** Exercise goal **
Pull out every line below that holds the word "Arman".

** Dataset extract **
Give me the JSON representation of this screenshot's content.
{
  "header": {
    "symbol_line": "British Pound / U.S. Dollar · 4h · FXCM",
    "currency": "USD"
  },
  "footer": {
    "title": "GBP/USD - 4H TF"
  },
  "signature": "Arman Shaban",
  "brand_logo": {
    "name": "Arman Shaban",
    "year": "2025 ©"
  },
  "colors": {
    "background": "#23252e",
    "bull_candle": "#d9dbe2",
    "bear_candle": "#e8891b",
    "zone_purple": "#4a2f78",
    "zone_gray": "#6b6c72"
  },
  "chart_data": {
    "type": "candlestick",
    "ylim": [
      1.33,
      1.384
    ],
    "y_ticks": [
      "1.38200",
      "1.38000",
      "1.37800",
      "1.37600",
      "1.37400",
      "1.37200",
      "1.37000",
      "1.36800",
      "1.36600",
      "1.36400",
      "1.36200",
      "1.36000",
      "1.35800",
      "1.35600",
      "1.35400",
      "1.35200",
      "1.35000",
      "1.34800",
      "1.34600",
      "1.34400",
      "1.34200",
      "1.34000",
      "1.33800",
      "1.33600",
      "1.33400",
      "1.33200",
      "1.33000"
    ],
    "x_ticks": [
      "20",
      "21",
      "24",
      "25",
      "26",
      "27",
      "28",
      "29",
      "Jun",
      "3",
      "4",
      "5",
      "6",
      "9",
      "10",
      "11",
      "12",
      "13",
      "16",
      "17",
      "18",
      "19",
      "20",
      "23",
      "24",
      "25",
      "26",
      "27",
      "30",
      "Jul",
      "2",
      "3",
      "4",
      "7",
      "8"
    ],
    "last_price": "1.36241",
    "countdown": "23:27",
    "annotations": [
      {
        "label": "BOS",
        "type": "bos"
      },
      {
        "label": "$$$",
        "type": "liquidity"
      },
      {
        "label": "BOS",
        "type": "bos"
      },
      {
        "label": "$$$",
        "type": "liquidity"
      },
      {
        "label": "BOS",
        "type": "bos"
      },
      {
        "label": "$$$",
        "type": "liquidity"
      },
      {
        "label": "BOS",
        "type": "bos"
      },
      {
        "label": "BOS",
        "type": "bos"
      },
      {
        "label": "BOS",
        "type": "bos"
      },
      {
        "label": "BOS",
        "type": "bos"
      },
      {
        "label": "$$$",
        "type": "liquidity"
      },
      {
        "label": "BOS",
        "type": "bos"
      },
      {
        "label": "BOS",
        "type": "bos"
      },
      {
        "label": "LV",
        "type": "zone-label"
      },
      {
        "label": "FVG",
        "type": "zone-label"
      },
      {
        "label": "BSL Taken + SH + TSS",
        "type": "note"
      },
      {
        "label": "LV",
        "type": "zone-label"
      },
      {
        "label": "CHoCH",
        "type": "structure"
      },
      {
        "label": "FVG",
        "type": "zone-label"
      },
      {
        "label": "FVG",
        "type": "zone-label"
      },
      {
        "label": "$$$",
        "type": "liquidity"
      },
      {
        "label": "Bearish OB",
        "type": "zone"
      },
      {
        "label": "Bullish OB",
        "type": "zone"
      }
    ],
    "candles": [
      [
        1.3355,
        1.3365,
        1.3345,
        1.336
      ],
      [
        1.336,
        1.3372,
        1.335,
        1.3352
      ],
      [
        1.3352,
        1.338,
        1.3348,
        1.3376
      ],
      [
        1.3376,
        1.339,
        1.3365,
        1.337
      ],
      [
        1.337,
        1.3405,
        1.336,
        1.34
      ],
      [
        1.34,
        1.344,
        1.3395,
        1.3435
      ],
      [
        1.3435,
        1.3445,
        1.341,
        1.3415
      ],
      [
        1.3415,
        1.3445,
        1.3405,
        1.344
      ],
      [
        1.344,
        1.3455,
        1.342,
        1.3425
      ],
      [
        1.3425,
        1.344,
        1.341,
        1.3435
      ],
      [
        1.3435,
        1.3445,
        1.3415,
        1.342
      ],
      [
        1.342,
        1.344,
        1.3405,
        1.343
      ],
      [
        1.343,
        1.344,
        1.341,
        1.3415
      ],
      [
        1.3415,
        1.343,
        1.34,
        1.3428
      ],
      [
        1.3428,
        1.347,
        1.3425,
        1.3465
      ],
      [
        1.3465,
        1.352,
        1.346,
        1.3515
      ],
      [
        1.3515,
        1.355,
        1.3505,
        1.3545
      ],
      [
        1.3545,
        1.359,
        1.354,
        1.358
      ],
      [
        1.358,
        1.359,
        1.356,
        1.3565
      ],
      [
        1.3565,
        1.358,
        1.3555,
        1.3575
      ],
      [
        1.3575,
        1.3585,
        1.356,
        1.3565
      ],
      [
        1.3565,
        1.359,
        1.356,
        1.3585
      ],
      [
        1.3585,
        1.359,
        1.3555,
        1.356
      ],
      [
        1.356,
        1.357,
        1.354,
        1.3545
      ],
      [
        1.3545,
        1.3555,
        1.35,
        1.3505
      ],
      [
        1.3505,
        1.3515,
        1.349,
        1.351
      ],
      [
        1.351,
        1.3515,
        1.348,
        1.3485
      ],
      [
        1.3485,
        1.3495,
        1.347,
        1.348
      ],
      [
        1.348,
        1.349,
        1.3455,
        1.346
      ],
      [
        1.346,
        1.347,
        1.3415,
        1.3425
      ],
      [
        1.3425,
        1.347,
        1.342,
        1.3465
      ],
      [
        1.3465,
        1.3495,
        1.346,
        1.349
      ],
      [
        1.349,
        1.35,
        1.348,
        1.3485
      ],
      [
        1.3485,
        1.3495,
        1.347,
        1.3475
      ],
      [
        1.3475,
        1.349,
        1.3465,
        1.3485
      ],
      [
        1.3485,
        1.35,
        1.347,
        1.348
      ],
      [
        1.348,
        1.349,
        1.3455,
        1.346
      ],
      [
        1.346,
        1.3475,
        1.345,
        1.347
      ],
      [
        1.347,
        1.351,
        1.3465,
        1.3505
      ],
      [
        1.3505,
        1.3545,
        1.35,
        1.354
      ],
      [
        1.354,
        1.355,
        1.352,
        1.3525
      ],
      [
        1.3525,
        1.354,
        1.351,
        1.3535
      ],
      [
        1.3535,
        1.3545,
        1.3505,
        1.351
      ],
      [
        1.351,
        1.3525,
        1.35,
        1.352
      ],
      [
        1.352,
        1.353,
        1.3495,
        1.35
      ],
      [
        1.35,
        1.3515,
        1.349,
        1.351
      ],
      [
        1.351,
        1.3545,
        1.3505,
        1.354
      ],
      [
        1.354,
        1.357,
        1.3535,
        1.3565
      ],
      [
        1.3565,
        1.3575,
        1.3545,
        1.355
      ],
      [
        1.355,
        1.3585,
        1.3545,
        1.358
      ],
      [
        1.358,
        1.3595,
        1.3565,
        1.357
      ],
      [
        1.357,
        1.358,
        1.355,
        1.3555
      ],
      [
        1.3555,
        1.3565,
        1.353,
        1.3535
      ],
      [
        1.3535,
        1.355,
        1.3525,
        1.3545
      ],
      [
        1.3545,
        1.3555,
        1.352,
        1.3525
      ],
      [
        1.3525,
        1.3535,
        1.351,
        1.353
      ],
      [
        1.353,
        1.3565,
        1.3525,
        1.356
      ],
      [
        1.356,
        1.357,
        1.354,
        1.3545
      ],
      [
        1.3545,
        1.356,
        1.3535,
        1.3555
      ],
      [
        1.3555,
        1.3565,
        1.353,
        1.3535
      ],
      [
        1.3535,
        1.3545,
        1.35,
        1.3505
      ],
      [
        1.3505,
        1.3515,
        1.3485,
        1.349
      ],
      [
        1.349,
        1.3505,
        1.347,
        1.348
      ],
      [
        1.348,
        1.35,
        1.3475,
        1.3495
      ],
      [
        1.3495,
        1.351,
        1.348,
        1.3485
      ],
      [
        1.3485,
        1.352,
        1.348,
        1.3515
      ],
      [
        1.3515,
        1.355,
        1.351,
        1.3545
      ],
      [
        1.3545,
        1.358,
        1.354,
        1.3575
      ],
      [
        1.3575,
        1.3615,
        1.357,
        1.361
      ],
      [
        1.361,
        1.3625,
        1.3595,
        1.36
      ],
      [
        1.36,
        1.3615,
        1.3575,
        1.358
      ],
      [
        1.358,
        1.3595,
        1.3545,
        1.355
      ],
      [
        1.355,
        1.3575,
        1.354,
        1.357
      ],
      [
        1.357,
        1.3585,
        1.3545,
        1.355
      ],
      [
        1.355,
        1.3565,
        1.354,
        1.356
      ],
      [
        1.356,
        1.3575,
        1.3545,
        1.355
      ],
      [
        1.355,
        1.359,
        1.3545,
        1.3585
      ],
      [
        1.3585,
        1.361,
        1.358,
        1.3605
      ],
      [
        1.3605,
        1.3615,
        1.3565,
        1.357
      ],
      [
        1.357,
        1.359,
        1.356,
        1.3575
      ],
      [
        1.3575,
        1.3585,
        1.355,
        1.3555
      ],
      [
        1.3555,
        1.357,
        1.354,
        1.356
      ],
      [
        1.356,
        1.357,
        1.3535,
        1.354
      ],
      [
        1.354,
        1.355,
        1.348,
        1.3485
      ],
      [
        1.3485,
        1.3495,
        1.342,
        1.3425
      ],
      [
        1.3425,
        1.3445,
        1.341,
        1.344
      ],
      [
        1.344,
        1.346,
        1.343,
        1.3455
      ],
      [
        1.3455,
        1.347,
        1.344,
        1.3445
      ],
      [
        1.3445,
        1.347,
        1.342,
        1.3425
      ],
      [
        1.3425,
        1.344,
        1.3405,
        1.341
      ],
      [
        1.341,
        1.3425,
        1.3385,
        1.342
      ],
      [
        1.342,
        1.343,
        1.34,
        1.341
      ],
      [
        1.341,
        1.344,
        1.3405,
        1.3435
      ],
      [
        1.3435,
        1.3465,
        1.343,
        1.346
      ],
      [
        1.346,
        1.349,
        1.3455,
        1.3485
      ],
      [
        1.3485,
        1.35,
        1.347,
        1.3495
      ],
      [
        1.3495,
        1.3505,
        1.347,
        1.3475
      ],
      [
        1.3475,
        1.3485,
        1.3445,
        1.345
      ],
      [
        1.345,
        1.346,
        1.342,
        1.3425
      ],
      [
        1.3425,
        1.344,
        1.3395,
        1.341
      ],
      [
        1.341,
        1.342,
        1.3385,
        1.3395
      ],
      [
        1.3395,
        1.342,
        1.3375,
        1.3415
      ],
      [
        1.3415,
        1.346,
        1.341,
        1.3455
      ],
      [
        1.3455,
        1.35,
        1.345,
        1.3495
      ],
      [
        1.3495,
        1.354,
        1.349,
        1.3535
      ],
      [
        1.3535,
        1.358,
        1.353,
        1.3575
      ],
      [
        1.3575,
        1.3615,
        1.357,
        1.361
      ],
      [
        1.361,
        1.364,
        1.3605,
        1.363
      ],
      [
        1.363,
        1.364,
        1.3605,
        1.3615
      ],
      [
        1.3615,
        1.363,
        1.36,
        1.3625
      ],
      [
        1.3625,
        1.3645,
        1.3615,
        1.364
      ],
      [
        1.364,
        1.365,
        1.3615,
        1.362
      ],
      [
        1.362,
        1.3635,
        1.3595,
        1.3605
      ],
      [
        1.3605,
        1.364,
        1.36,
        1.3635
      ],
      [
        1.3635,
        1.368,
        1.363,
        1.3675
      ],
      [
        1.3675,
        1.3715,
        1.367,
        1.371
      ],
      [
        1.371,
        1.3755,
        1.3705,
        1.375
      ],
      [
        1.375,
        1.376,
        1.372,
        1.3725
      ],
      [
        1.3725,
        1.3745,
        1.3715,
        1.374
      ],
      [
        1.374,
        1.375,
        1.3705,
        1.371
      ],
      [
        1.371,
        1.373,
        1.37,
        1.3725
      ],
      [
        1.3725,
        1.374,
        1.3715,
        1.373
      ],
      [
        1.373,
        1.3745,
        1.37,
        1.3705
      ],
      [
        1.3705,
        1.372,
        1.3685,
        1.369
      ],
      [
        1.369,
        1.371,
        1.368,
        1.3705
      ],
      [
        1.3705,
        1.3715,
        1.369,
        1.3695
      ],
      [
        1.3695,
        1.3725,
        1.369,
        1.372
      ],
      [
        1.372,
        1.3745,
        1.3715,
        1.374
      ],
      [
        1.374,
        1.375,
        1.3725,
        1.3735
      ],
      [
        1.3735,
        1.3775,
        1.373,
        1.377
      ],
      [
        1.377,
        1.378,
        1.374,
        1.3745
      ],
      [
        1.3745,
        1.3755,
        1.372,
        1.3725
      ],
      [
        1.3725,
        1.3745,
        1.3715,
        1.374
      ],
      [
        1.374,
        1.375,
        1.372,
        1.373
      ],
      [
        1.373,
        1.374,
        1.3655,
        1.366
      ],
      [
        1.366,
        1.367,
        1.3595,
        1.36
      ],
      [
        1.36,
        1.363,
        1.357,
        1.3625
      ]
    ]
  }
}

** Task output **
  "signature": "Arman Shaban",
    "name": "Arman Shaban",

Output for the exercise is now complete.